Given request
Leave out the images and repeat the listing below without a single change.

Dataset excerpts
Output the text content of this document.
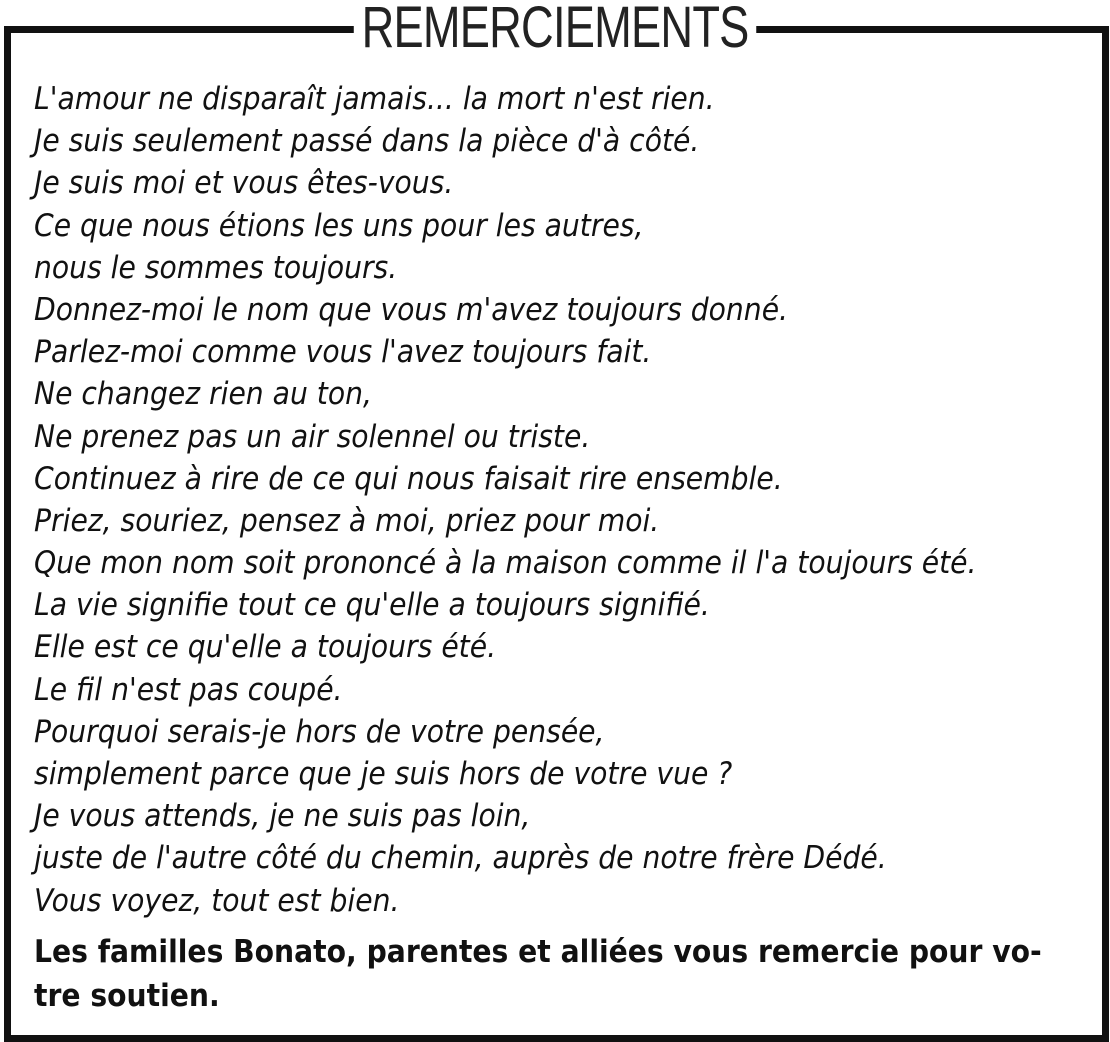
REMERCIEMENTS
L'amour ne disparaît jamais... la mort n'est rien.
Je suis seulement passé dans la pièce d'à côté.
Je suis moi et vous êtes-vous.
Ce que nous étions les uns pour les autres,
nous le sommes toujours.
Donnez-moi le nom que vous m'avez toujours donné.
Parlez-moi comme vous l'avez toujours fait.
Ne changez rien au ton,
Ne prenez pas un air solennel ou triste.
Continuez à rire de ce qui nous faisait rire ensemble.
Priez, souriez, pensez à moi, priez pour moi.
Que mon nom soit prononcé à la maison comme il l'a toujours été.
La vie signifie tout ce qu'elle a toujours signifié.
Elle est ce qu'elle a toujours été.
Le fil n'est pas coupé.
Pourquoi serais-je hors de votre pensée,
simplement parce que je suis hors de votre vue ?
Je vous attends, je ne suis pas loin,
juste de l'autre côté du chemin, auprès de notre frère Dédé.
Vous voyez, tout est bien.
Les familles Bonato, parentes et alliées vous remercie pour vo-
tre soutien.
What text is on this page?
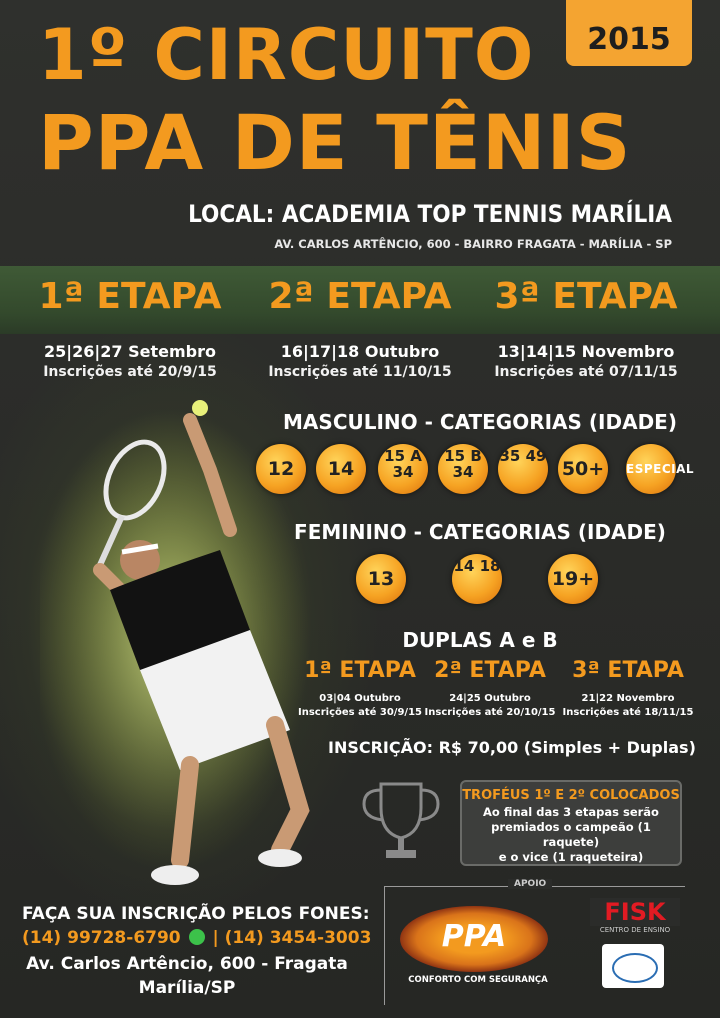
2015
1º CIRCUITO
PPA DE TÊNIS
LOCAL: ACADEMIA TOP TENNIS MARÍLIA
AV. CARLOS ARTÊNCIO, 600 - BAIRRO FRAGATA - MARÍLIA - SP
1ª ETAPA	2ª ETAPA	3ª ETAPA
25|26|27 Setembro
Inscrições até 20/9/15
16|17|18 Outubro
Inscrições até 11/10/15
13|14|15 Novembro
Inscrições até 07/11/15
MASCULINO - CATEGORIAS (IDADE)
12	14
15 A 34
15 B 34
35 49
50+	ESPECIAL
FEMININO - CATEGORIAS (IDADE)
13
14 18
19+
DUPLAS A e B
1ª ETAPA 2ª ETAPA	3ª ETAPA
03|04 Outubro
Inscrições até 30/9/15
24|25 Outubro
Inscrições até 20/10/15
21|22 Novembro
Inscrições até 18/11/15
INSCRIÇÃO: R$ 70,00 (Simples + Duplas)
TROFÉUS 1º E 2º COLOCADOS
Ao final das 3 etapas serão
premiados o campeão (1 raquete)
e o vice (1 raqueteira)
FAÇA SUA INSCRIÇÃO PELOS FONES:
(14) 99728-6790 | (14) 3454-3003
Av. Carlos Artêncio, 600 - Fragata
Marília/SP
APOIO
PPA
CONFORTO COM SEGURANÇA
FISK
CENTRO DE ENSINO
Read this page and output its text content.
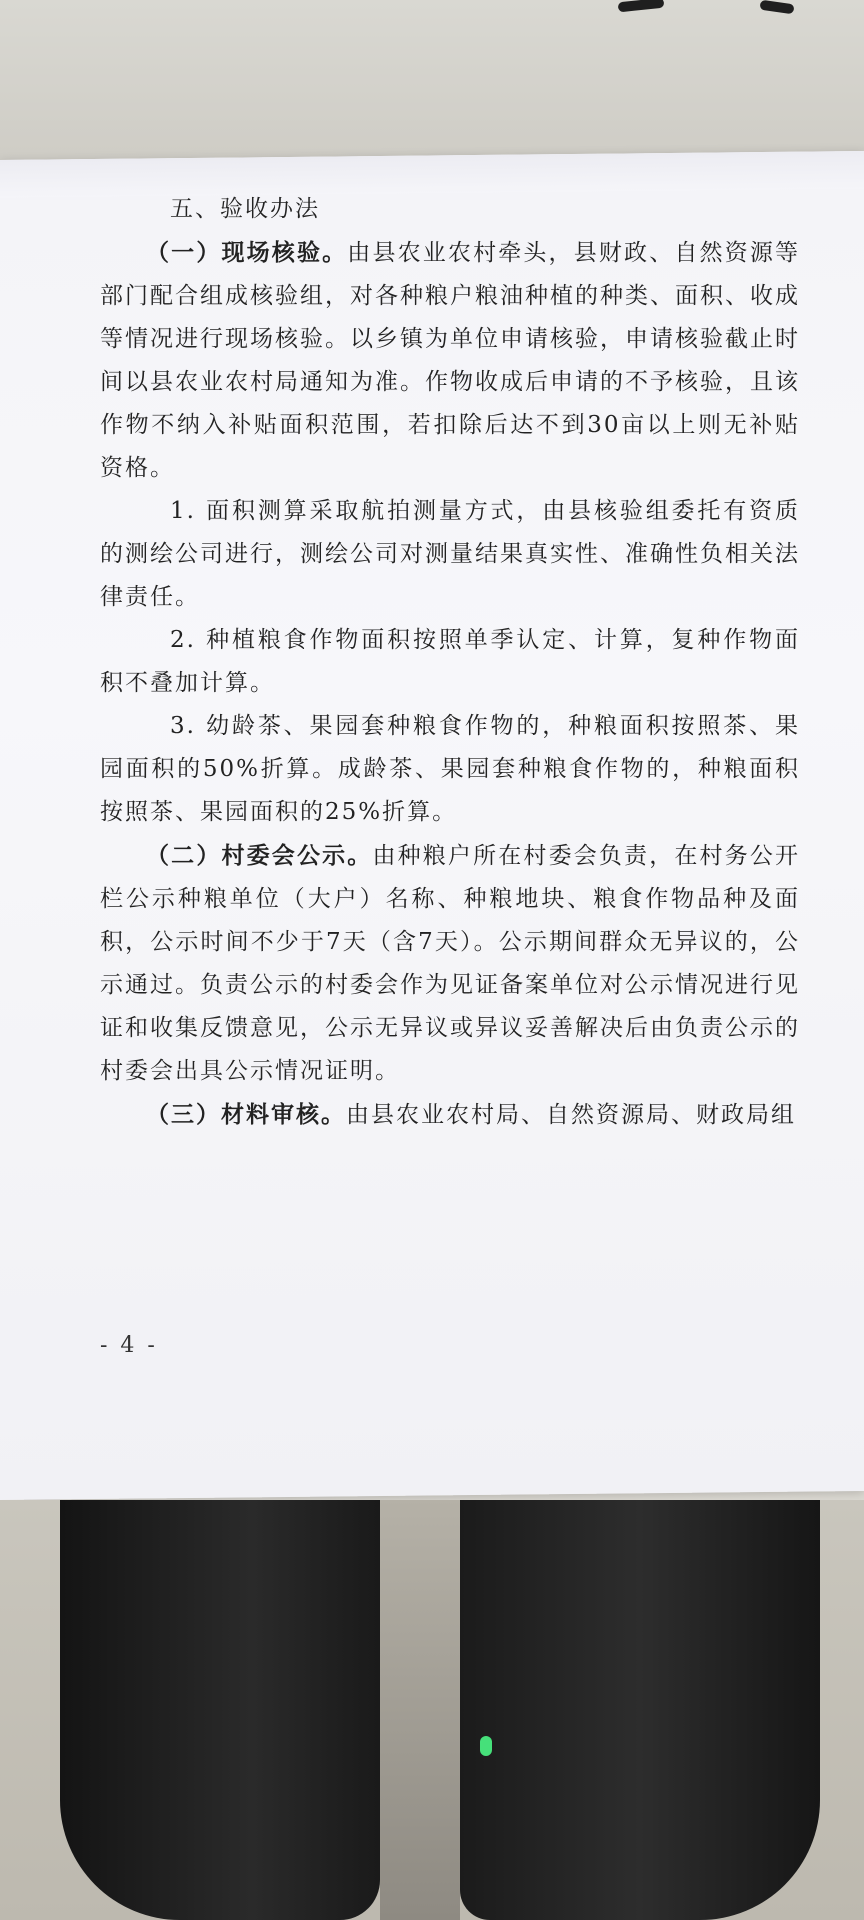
五、验收办法

（一）现场核验。由县农业农村牵头，县财政、自然资源等部门配合组成核验组，对各种粮户粮油种植的种类、面积、收成等情况进行现场核验。以乡镇为单位申请核验，申请核验截止时间以县农业农村局通知为准。作物收成后申请的不予核验，且该作物不纳入补贴面积范围，若扣除后达不到30亩以上则无补贴资格。

1. 面积测算采取航拍测量方式，由县核验组委托有资质的测绘公司进行，测绘公司对测量结果真实性、准确性负相关法律责任。

2. 种植粮食作物面积按照单季认定、计算，复种作物面积不叠加计算。

3. 幼龄茶、果园套种粮食作物的，种粮面积按照茶、果园面积的50%折算。成龄茶、果园套种粮食作物的，种粮面积按照茶、果园面积的25%折算。

（二）村委会公示。由种粮户所在村委会负责，在村务公开栏公示种粮单位（大户）名称、种粮地块、粮食作物品种及面积，公示时间不少于7天（含7天）。公示期间群众无异议的，公示通过。负责公示的村委会作为见证备案单位对公示情况进行见证和收集反馈意见，公示无异议或异议妥善解决后由负责公示的村委会出具公示情况证明。

（三）材料审核。由县农业农村局、自然资源局、财政局组

- 4 -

Task response
Output the text content of this document.
REMERCIEMENTS
L'amour ne disparaît jamais... la mort n'est rien.
Je suis seulement passé dans la pièce d'à côté.
Je suis moi et vous êtes-vous.
Ce que nous étions les uns pour les autres,
nous le sommes toujours.
Donnez-moi le nom que vous m'avez toujours donné.
Parlez-moi comme vous l'avez toujours fait.
Ne changez rien au ton,
Ne prenez pas un air solennel ou triste.
Continuez à rire de ce qui nous faisait rire ensemble.
Priez, souriez, pensez à moi, priez pour moi.
Que mon nom soit prononcé à la maison comme il l'a toujours été.
La vie signifie tout ce qu'elle a toujours signifié.
Elle est ce qu'elle a toujours été.
Le fil n'est pas coupé.
Pourquoi serais-je hors de votre pensée,
simplement parce que je suis hors de votre vue ?
Je vous attends, je ne suis pas loin,
juste de l'autre côté du chemin, auprès de notre frère Dédé.
Vous voyez, tout est bien.
Les familles Bonato, parentes et alliées vous remercie pour vo-
tre soutien.
What text is on this page?
2015
1º CIRCUITO
PPA DE TÊNIS
LOCAL: ACADEMIA TOP TENNIS MARÍLIA
AV. CARLOS ARTÊNCIO, 600 - BAIRRO FRAGATA - MARÍLIA - SP
1ª ETAPA	2ª ETAPA	3ª ETAPA
25|26|27 Setembro
Inscrições até 20/9/15
16|17|18 Outubro
Inscrições até 11/10/15
13|14|15 Novembro
Inscrições até 07/11/15
MASCULINO - CATEGORIAS (IDADE)
12	14
15 A 34
15 B 34
35 49
50+	ESPECIAL
FEMININO - CATEGORIAS (IDADE)
13
14 18
19+
DUPLAS A e B
1ª ETAPA 2ª ETAPA	3ª ETAPA
03|04 Outubro
Inscrições até 30/9/15
24|25 Outubro
Inscrições até 20/10/15
21|22 Novembro
Inscrições até 18/11/15
INSCRIÇÃO: R$ 70,00 (Simples + Duplas)
TROFÉUS 1º E 2º COLOCADOS
Ao final das 3 etapas serão
premiados o campeão (1 raquete)
e o vice (1 raqueteira)
FAÇA SUA INSCRIÇÃO PELOS FONES:
(14) 99728-6790 | (14) 3454-3003
Av. Carlos Artêncio, 600 - Fragata
Marília/SP
APOIO
PPA
CONFORTO COM SEGURANÇA
FISK
CENTRO DE ENSINO
Read this page and output its text content.
五、验收办法

（一）现场核验。由县农业农村牵头，县财政、自然资源等部门配合组成核验组，对各种粮户粮油种植的种类、面积、收成等情况进行现场核验。以乡镇为单位申请核验，申请核验截止时间以县农业农村局通知为准。作物收成后申请的不予核验，且该作物不纳入补贴面积范围，若扣除后达不到30亩以上则无补贴资格。

1. 面积测算采取航拍测量方式，由县核验组委托有资质的测绘公司进行，测绘公司对测量结果真实性、准确性负相关法律责任。

2. 种植粮食作物面积按照单季认定、计算，复种作物面积不叠加计算。

3. 幼龄茶、果园套种粮食作物的，种粮面积按照茶、果园面积的50%折算。成龄茶、果园套种粮食作物的，种粮面积按照茶、果园面积的25%折算。

（二）村委会公示。由种粮户所在村委会负责，在村务公开栏公示种粮单位（大户）名称、种粮地块、粮食作物品种及面积，公示时间不少于7天（含7天）。公示期间群众无异议的，公示通过。负责公示的村委会作为见证备案单位对公示情况进行见证和收集反馈意见，公示无异议或异议妥善解决后由负责公示的村委会出具公示情况证明。

（三）材料审核。由县农业农村局、自然资源局、财政局组

- 4 -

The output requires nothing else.